Requirement. Scan the entries and tally the lines that include the string "button". Reply with the figure alone.

(Items from a data source)
◆ ◆ ◆ ◆ ◆
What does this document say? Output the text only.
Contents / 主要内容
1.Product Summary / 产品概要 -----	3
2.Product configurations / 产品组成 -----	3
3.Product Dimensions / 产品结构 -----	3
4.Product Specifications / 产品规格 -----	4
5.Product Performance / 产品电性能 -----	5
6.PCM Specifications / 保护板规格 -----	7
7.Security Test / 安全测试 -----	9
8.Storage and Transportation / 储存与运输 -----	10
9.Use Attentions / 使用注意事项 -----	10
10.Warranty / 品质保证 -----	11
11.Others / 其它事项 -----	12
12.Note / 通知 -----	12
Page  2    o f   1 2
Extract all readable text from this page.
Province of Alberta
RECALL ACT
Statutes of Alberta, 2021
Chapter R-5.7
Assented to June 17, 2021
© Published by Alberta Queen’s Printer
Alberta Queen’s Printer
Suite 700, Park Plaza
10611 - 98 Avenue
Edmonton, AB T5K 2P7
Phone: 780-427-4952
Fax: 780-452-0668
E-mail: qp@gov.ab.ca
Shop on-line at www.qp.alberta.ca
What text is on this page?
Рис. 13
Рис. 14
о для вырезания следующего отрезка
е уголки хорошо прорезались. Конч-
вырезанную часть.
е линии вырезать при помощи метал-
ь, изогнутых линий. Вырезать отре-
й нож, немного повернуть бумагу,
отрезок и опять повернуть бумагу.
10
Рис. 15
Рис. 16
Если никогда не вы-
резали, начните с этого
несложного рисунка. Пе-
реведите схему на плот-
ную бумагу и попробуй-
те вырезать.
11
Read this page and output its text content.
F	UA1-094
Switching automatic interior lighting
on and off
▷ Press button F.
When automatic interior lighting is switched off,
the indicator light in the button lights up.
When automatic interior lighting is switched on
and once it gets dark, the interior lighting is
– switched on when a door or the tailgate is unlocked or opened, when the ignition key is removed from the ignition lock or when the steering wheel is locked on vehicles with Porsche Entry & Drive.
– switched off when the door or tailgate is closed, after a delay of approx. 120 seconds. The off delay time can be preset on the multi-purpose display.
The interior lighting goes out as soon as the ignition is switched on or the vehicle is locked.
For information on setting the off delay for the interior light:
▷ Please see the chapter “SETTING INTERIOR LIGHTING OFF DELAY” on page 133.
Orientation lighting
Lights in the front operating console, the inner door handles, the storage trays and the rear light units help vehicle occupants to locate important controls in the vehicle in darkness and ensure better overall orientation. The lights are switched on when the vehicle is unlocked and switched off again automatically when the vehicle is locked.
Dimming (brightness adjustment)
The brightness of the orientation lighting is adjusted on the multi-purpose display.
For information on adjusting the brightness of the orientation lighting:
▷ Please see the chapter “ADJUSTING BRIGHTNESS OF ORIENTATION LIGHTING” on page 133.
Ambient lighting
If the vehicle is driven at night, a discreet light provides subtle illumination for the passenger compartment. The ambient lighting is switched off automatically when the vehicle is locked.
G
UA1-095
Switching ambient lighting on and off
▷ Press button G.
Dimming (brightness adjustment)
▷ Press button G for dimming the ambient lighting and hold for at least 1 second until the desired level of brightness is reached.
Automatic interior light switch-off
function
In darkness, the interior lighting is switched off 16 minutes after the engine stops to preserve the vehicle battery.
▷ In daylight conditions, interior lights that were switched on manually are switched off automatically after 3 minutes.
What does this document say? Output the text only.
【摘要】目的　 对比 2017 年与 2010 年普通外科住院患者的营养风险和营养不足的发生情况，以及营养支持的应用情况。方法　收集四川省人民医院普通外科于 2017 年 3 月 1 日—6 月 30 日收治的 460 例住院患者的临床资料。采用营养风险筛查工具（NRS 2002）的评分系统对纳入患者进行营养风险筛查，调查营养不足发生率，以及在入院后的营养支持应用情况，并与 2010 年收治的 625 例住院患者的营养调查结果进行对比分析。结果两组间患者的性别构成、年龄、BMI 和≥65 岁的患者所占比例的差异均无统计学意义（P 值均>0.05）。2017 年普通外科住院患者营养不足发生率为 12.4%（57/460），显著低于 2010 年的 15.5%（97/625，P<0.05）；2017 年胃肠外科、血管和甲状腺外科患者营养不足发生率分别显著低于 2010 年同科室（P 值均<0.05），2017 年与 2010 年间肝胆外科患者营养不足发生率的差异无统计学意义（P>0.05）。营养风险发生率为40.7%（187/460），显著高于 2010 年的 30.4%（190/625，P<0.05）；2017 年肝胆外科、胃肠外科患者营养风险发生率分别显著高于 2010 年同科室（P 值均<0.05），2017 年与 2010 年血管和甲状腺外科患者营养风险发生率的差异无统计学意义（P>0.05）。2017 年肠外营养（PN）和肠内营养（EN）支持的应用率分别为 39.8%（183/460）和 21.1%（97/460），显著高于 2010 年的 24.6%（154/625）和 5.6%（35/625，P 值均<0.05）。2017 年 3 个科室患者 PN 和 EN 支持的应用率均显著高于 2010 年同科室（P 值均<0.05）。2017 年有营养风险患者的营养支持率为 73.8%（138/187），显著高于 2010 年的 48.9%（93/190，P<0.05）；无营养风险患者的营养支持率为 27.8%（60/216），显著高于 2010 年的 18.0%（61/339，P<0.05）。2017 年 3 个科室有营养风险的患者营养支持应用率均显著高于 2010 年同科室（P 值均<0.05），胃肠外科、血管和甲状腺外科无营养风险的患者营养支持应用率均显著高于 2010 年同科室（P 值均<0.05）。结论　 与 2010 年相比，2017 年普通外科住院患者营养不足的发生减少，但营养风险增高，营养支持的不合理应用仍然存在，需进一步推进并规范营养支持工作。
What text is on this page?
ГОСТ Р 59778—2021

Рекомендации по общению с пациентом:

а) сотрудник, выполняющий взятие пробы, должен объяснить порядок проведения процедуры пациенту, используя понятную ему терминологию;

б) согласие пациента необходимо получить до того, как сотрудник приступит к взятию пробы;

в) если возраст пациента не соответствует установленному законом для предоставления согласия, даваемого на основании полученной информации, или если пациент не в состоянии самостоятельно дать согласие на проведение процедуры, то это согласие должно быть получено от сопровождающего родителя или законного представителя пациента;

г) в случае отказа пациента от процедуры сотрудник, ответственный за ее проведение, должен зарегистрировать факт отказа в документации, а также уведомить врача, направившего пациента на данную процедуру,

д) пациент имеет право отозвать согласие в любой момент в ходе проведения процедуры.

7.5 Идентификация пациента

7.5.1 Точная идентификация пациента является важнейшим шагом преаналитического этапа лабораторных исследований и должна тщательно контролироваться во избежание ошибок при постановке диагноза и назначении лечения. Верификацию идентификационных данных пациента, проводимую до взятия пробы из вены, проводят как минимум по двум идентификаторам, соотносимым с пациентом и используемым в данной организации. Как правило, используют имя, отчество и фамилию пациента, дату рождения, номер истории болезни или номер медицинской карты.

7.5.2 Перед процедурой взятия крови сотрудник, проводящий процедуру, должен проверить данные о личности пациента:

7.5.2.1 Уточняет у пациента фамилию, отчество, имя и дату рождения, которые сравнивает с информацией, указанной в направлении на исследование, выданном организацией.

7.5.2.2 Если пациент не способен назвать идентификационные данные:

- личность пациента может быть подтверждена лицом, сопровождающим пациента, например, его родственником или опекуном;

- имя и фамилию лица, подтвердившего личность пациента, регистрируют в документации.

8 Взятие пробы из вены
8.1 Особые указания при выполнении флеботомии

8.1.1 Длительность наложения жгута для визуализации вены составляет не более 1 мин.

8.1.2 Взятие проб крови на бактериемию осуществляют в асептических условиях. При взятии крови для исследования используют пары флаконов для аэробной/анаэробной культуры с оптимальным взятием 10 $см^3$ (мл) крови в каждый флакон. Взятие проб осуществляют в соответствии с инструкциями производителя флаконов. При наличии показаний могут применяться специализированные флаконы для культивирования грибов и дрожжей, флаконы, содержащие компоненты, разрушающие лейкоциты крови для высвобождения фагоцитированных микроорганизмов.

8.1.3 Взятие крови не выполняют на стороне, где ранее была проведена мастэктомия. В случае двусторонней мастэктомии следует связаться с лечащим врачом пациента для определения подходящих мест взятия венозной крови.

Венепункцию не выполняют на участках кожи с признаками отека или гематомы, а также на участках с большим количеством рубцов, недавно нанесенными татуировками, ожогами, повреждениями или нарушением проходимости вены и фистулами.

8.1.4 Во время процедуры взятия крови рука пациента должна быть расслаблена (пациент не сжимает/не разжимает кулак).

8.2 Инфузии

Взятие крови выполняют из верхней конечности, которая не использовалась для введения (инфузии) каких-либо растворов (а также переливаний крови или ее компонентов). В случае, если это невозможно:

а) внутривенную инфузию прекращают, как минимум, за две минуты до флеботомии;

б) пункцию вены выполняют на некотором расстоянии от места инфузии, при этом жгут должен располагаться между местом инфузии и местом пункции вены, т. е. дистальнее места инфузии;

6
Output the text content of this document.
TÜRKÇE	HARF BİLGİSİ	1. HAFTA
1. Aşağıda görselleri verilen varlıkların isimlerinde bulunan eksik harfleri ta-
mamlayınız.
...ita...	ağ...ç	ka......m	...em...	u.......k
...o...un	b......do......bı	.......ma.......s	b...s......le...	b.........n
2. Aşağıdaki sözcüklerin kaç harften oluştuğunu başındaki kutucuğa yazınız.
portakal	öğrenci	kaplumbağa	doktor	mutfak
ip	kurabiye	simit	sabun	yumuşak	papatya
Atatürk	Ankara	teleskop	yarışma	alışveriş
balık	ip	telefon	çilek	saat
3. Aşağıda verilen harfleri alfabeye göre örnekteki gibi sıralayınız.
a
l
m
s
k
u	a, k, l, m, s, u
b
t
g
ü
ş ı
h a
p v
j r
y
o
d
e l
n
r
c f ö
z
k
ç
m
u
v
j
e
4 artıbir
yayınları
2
◆ ◆ ◆ ◆ ◆
Response. 4